ITEMS.
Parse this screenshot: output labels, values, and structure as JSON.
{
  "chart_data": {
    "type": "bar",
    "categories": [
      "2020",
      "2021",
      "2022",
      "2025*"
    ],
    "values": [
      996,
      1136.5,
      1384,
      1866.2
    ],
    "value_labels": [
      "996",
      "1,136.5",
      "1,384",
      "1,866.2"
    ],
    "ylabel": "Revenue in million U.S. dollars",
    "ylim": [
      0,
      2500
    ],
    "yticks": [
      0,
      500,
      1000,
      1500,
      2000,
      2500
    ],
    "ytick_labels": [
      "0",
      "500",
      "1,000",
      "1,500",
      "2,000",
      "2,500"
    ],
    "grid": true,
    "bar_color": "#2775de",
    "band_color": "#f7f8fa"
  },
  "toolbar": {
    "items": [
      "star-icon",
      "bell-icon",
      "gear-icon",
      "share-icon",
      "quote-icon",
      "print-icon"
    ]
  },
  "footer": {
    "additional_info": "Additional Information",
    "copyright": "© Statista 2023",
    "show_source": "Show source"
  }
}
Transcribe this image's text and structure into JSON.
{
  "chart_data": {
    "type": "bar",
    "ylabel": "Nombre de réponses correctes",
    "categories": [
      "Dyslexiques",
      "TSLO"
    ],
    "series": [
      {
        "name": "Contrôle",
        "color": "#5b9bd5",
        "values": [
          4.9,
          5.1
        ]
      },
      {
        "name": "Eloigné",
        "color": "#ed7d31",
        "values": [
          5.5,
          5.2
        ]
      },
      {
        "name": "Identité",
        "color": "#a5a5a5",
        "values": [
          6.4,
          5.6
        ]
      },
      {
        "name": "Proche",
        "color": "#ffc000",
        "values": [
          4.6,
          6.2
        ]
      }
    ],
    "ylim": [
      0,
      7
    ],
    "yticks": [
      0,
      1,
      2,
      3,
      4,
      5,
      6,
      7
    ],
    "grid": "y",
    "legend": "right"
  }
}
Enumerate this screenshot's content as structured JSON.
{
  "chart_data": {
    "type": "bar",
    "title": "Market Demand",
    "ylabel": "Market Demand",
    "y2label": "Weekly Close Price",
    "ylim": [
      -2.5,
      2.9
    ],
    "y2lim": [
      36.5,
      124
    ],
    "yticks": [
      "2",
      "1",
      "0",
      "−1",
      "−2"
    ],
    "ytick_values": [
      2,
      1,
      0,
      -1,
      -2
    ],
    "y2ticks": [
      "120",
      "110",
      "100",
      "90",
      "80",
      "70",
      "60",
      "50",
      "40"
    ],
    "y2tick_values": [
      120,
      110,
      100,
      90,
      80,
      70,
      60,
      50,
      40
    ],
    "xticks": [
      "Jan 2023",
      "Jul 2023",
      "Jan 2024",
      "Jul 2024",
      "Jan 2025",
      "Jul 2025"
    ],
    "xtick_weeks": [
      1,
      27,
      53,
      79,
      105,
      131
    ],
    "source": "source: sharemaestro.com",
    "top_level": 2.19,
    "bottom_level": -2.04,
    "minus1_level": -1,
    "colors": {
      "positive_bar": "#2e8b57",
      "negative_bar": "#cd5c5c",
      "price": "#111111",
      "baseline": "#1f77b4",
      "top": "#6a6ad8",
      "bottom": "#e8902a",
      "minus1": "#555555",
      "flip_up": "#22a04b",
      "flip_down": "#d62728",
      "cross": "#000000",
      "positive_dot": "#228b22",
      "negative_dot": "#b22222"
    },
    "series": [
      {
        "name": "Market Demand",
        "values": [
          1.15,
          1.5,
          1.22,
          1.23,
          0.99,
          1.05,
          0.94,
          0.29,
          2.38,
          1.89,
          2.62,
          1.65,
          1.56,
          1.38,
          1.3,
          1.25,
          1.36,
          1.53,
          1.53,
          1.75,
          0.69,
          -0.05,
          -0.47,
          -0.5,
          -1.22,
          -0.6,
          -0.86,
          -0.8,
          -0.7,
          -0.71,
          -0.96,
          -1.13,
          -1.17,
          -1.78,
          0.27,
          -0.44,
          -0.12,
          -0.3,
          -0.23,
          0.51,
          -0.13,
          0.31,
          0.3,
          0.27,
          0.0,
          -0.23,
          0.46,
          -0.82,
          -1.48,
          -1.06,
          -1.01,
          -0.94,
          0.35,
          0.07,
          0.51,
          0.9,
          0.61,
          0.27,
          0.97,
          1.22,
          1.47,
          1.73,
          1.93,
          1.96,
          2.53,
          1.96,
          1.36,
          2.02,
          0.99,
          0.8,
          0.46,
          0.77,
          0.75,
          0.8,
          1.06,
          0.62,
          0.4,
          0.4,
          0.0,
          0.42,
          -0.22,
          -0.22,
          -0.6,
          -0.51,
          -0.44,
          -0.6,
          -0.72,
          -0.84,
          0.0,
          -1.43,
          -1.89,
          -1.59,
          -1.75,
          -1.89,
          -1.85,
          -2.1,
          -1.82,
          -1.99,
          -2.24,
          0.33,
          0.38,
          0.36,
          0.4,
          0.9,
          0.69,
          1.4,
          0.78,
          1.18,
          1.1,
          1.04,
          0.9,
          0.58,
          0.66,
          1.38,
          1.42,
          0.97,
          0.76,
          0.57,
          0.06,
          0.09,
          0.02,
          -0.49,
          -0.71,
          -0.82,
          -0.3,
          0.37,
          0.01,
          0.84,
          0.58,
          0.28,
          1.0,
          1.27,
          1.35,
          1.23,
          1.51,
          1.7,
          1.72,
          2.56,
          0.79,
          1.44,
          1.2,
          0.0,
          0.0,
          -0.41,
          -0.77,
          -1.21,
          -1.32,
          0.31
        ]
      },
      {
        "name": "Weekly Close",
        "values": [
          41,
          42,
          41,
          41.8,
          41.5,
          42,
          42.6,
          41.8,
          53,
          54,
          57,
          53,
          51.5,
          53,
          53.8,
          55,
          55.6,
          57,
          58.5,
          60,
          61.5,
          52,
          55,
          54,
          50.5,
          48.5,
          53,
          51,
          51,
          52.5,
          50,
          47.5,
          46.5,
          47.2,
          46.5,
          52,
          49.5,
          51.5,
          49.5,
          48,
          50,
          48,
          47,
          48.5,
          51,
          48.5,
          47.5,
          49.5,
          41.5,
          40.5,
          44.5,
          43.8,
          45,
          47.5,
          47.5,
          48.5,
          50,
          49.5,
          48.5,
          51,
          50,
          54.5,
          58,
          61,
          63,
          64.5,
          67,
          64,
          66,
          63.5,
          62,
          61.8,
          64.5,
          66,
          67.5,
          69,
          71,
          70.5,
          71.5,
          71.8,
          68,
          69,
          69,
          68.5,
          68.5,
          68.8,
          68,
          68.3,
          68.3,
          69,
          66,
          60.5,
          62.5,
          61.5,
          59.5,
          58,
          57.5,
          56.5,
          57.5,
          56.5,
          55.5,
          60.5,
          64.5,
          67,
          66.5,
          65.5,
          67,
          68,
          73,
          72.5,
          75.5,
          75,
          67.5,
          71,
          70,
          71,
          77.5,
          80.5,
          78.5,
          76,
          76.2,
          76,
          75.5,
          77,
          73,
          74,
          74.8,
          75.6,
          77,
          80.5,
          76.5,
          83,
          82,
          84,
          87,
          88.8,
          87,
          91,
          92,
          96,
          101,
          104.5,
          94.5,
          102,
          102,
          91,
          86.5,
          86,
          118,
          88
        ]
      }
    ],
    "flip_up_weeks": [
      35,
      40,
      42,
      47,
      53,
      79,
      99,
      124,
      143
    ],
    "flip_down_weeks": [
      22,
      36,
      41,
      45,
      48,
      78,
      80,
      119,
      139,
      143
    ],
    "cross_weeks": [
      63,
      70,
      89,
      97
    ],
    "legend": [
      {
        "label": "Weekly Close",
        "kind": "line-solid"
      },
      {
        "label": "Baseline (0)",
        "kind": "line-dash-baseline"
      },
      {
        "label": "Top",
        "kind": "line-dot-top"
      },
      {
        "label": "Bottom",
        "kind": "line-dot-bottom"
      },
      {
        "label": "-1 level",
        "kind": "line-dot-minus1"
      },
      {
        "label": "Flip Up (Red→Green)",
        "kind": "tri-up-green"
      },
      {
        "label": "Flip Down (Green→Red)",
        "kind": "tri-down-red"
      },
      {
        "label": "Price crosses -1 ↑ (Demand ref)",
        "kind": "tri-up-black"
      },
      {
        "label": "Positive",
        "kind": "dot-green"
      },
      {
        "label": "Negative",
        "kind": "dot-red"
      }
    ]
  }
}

REQUIREMENT. The lines above form a set of records; determine how many of them contain the string "Weekly" and give that number alone.

WRITTEN SOLUTION. 3